* _MATERIAL SUPPLIED_:
• • • • • • •
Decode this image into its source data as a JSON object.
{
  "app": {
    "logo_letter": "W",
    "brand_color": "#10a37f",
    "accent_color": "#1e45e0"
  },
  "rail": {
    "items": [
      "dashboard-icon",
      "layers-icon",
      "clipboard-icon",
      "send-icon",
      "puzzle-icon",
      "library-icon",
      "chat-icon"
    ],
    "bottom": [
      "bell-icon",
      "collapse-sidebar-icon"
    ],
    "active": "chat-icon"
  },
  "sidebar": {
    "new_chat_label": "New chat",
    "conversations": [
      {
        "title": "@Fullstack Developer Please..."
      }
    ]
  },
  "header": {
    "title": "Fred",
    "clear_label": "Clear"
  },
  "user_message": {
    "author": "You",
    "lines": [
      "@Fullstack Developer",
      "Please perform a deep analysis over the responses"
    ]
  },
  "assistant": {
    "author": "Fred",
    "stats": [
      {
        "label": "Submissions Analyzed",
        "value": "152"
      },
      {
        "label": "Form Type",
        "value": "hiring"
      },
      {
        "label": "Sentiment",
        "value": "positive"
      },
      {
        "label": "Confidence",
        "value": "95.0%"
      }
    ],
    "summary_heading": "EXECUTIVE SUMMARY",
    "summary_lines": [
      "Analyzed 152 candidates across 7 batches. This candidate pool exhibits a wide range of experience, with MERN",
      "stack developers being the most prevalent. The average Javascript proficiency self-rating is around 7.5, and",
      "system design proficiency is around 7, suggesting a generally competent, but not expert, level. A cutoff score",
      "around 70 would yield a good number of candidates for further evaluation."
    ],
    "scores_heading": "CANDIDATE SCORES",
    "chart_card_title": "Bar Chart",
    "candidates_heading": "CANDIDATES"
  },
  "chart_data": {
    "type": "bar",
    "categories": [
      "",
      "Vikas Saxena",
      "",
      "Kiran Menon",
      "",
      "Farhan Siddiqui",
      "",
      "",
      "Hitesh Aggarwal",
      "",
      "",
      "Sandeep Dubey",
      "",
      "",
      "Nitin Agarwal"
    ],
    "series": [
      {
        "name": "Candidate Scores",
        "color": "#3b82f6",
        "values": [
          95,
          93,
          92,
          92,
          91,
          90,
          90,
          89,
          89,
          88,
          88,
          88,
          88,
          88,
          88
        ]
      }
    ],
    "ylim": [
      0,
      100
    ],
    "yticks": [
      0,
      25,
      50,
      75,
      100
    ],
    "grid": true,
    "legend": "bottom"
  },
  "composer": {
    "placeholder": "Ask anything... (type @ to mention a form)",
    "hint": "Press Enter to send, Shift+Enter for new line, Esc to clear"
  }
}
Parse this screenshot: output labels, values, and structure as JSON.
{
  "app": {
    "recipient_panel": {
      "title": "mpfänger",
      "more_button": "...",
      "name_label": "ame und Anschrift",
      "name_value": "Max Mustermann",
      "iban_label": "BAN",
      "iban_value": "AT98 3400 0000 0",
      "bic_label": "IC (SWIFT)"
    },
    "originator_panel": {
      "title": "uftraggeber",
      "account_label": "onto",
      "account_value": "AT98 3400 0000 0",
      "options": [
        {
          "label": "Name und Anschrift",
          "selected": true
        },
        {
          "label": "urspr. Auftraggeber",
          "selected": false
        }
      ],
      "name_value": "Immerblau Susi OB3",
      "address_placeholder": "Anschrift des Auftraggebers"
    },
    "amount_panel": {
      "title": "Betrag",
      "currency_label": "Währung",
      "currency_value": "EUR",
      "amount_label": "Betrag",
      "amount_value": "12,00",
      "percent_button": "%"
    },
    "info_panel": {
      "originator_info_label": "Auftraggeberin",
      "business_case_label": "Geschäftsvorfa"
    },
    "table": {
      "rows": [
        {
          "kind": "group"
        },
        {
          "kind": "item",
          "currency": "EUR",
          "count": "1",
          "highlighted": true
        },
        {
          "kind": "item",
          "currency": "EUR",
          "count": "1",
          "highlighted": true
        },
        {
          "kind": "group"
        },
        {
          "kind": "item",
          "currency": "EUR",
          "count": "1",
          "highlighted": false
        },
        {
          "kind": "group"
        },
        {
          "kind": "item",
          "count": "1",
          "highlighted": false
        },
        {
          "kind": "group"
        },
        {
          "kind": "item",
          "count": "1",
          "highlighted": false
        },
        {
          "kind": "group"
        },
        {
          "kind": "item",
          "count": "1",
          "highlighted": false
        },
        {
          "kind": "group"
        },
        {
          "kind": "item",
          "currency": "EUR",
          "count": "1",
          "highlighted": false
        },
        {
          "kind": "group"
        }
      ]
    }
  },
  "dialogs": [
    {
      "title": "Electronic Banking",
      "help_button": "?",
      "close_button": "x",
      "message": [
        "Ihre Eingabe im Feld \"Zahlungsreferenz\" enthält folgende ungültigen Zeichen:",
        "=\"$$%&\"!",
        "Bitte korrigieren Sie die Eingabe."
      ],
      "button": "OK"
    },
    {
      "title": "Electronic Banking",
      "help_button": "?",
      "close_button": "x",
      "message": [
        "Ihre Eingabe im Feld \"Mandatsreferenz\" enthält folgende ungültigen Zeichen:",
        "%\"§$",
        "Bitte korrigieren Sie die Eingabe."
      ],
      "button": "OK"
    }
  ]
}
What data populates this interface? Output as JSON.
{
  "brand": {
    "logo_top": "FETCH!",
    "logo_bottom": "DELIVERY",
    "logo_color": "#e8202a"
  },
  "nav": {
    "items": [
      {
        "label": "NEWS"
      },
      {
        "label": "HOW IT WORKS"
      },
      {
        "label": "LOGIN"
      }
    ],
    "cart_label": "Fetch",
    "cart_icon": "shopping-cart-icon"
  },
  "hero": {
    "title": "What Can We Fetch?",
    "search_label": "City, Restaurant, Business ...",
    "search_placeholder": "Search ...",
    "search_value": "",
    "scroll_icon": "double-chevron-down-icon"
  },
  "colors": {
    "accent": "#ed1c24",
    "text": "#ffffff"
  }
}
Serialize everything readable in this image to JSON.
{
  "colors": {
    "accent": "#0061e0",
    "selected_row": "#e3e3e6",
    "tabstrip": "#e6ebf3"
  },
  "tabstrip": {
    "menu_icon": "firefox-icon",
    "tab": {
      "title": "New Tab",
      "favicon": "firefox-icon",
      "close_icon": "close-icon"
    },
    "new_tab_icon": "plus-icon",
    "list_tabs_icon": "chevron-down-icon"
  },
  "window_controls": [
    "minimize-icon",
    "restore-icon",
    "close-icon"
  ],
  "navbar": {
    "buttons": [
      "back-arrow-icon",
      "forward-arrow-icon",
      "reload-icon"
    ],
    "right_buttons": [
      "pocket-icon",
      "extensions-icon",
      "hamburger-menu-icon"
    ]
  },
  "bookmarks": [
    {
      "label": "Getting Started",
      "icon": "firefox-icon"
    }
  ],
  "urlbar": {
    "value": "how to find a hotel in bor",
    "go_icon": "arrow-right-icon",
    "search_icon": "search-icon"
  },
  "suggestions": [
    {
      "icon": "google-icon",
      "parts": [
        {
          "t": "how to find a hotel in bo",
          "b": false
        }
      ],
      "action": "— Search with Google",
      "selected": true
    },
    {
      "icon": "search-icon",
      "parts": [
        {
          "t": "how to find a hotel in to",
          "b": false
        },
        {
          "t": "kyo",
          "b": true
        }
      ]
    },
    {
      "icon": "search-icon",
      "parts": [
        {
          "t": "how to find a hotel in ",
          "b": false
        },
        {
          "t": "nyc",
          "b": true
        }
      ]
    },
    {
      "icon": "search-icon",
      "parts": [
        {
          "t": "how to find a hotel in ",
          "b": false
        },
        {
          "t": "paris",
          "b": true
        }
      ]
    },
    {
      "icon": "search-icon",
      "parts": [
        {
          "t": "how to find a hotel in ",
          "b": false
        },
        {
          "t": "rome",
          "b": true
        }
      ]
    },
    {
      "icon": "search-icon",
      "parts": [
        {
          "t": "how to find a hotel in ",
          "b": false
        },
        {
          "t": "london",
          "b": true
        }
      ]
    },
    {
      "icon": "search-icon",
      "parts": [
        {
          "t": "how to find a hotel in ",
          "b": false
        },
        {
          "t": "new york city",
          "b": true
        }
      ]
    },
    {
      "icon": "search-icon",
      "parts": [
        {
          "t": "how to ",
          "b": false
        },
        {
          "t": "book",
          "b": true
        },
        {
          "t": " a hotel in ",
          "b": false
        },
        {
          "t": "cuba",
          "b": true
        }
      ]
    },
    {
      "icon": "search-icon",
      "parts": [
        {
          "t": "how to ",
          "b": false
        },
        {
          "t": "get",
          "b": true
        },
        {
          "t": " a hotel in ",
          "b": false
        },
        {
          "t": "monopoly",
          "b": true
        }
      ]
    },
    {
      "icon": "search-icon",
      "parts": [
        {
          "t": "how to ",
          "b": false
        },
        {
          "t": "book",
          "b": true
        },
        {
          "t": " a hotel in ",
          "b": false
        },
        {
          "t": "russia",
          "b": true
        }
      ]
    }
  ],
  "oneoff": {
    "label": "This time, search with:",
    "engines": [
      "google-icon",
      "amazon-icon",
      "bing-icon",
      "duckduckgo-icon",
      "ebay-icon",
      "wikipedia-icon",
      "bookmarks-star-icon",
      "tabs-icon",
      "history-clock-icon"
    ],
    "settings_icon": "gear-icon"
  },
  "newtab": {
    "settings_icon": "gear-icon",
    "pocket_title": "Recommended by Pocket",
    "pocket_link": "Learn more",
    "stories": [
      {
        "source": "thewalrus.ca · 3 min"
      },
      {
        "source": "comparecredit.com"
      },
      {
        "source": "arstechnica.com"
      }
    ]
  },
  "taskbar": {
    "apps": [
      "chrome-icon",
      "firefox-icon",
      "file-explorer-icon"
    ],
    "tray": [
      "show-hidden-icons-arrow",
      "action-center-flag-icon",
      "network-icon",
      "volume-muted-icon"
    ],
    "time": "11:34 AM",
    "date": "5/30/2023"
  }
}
• • • • • • •
* _PROBLEM DETAILS_:
Say, as a single number and nothing more, how many lines of the entries contain the word "ungültigen".

* _RESULT OF THIS EXERCISE_:
2